RECORDS PROVIDED:

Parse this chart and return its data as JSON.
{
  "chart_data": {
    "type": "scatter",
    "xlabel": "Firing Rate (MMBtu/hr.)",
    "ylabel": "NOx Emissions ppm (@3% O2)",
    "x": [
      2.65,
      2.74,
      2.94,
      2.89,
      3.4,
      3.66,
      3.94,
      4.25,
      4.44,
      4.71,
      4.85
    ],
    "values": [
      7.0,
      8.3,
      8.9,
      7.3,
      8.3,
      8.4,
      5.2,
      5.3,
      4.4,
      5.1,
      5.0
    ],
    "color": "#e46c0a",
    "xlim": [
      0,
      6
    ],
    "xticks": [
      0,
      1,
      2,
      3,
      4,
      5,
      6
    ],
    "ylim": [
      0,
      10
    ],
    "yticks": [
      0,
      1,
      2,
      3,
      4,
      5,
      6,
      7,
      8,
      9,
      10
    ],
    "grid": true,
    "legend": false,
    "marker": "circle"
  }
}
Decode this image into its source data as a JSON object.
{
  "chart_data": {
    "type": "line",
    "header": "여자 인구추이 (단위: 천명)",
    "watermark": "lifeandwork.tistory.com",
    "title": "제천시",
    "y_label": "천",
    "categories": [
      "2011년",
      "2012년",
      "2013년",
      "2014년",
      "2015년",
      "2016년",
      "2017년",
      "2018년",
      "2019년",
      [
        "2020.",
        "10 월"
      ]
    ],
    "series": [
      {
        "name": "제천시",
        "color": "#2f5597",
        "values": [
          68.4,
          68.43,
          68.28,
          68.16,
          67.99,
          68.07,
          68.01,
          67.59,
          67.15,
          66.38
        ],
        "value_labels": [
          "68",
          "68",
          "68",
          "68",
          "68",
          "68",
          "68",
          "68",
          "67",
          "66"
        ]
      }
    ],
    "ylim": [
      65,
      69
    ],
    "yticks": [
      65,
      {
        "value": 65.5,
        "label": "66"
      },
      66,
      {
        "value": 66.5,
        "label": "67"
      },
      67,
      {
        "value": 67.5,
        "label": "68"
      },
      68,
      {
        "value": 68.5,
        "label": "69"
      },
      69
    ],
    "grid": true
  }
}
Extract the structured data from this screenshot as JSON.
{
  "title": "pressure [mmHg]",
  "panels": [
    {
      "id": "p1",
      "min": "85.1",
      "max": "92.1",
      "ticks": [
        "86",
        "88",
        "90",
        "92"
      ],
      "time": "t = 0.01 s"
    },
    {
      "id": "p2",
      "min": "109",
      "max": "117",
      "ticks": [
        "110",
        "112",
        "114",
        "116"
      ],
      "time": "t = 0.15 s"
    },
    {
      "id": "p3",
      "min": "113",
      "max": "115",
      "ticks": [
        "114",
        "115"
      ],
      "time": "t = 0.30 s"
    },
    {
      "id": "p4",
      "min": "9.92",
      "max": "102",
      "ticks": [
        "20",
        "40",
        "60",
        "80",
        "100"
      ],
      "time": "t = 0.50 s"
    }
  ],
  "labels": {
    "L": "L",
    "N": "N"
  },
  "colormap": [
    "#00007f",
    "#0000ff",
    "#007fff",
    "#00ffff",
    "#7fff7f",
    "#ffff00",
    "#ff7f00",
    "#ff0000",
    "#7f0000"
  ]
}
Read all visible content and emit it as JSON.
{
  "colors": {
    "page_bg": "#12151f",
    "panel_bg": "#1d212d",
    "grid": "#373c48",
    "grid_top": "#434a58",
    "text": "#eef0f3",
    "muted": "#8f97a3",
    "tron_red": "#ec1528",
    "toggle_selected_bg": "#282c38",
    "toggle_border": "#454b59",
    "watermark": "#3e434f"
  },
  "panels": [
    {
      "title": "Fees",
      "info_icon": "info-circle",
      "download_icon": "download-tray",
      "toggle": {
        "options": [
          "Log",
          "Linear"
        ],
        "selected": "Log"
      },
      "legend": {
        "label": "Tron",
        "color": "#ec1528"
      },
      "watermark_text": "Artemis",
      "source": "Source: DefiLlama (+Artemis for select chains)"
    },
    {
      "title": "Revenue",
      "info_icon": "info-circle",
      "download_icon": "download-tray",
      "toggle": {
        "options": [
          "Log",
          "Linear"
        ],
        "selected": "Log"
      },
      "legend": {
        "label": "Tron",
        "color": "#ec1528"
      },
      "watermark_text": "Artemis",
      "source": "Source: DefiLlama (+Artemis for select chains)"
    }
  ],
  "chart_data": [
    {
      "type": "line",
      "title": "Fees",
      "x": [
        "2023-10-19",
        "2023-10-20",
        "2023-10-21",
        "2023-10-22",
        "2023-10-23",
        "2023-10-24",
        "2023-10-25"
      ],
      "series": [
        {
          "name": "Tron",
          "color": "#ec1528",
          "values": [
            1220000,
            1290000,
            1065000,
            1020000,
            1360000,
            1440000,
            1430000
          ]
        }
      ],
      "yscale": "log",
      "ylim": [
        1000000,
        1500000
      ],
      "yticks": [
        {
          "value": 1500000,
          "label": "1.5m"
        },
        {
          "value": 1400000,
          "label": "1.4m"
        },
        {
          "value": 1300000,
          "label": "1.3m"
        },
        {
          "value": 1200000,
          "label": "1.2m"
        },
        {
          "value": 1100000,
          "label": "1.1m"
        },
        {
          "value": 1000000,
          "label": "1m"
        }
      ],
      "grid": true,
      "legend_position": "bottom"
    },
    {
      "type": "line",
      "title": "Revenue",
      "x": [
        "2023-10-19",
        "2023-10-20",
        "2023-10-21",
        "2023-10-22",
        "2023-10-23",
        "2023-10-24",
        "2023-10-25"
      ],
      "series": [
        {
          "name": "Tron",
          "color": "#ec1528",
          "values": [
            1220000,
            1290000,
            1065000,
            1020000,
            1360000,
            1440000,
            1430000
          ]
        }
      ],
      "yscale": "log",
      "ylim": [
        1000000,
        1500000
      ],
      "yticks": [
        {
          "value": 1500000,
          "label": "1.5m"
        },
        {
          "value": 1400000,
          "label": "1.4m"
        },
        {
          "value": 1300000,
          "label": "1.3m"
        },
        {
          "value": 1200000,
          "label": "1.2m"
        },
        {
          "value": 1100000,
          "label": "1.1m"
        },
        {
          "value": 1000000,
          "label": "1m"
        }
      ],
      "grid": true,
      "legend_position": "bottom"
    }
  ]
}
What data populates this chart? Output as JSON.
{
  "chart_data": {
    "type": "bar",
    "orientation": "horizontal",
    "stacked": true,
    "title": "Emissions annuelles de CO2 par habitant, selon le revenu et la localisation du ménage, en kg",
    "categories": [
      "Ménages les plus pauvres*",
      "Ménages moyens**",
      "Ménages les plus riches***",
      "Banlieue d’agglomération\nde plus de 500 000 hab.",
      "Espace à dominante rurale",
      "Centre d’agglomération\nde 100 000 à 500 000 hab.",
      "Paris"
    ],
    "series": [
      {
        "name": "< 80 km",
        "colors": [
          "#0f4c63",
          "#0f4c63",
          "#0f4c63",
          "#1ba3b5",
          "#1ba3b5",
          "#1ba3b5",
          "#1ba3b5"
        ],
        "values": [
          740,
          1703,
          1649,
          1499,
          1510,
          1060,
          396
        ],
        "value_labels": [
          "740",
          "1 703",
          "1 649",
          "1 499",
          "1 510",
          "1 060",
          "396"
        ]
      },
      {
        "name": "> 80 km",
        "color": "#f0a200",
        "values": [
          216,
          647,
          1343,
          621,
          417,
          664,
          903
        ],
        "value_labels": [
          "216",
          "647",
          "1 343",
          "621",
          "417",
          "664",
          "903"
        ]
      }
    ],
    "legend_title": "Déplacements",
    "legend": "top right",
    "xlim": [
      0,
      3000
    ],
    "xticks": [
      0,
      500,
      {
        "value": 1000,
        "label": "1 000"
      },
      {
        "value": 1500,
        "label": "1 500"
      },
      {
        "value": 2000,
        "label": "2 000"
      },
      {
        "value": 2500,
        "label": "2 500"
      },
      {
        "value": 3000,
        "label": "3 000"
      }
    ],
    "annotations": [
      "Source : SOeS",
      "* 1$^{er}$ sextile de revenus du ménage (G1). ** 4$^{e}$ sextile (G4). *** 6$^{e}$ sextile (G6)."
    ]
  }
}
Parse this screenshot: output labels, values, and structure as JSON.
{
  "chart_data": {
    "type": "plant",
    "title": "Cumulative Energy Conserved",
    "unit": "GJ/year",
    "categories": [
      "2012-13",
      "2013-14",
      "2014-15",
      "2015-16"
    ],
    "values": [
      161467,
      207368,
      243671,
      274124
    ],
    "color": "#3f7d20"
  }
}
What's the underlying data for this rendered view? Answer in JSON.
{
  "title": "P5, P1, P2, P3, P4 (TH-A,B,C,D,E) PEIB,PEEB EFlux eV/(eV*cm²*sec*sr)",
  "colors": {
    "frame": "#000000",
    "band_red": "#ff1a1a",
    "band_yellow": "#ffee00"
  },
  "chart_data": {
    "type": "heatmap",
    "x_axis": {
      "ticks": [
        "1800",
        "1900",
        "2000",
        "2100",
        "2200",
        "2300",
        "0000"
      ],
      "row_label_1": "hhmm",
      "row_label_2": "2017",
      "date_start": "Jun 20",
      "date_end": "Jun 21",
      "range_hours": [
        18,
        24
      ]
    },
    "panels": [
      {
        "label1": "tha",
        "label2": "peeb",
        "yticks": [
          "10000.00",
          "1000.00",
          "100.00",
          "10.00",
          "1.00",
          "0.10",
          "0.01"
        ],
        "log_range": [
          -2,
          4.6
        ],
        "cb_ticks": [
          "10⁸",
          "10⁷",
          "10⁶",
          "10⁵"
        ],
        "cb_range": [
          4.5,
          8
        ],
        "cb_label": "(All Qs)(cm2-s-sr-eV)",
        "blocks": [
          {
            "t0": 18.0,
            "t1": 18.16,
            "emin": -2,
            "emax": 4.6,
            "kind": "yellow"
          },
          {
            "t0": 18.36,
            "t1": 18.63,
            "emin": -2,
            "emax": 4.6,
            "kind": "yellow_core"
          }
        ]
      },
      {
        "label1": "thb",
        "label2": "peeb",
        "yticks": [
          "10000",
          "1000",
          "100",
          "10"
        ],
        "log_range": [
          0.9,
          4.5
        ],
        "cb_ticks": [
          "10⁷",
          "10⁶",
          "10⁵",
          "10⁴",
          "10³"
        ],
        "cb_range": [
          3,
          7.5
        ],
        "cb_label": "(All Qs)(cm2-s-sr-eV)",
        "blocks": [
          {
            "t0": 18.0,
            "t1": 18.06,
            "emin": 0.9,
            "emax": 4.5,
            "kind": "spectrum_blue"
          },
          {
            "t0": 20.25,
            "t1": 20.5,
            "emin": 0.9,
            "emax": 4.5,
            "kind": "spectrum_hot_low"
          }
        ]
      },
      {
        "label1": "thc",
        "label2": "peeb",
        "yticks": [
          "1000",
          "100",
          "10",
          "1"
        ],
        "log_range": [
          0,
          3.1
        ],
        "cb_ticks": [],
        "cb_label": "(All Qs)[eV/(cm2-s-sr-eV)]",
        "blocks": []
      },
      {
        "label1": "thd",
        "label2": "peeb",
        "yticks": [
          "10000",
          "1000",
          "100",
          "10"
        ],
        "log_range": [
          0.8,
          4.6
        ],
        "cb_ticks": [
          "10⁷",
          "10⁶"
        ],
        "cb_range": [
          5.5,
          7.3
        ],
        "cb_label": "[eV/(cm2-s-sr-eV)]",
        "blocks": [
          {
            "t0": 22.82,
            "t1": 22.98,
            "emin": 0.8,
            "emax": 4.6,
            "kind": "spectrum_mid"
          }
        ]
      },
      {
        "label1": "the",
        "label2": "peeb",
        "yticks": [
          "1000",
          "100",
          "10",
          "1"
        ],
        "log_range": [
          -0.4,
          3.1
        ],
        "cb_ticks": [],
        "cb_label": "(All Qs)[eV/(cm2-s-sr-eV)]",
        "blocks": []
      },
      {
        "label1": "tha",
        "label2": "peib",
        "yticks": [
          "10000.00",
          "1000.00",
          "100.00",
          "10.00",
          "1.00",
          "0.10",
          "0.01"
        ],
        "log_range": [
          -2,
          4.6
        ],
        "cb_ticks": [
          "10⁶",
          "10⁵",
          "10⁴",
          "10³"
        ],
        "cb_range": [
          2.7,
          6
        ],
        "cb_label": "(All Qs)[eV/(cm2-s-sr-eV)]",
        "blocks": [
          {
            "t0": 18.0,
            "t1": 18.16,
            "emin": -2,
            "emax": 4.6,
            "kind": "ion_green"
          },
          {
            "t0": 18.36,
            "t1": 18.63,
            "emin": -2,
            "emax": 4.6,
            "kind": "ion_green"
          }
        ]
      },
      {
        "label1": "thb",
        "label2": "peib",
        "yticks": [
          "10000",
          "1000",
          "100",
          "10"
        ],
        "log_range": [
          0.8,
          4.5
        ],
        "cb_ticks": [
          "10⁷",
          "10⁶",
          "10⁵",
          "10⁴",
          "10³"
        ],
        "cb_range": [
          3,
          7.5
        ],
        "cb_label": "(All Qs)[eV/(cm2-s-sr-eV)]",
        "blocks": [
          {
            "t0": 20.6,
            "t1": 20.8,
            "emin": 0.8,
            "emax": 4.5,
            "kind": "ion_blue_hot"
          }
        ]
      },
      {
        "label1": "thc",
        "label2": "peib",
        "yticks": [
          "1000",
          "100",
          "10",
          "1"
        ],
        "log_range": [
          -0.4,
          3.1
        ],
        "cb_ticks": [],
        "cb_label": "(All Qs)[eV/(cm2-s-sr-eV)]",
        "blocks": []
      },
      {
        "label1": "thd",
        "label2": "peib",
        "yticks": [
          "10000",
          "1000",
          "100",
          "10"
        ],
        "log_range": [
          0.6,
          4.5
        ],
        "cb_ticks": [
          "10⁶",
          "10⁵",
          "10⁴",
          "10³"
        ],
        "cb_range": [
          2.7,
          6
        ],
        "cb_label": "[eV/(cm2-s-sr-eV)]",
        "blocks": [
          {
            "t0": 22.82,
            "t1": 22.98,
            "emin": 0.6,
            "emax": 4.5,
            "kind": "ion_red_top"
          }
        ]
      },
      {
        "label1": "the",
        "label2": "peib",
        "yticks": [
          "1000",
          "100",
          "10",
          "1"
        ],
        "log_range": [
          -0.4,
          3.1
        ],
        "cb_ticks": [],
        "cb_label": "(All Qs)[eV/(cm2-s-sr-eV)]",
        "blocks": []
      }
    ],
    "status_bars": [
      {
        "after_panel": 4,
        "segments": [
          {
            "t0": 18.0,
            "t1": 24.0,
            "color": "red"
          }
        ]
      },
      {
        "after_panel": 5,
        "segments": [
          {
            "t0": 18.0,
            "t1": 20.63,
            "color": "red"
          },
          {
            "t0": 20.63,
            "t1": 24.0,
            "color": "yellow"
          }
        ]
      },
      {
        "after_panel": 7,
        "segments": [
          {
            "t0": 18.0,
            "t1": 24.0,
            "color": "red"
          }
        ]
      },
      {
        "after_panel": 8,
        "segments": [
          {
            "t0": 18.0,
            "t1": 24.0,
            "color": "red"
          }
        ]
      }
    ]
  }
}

BRIEF: Using the entries above, return each line in which the word "What" occurs.

EXERCISE RESPONSE:
What data populates this chart? Output as JSON.
What's the underlying data for this rendered view? Answer in JSON.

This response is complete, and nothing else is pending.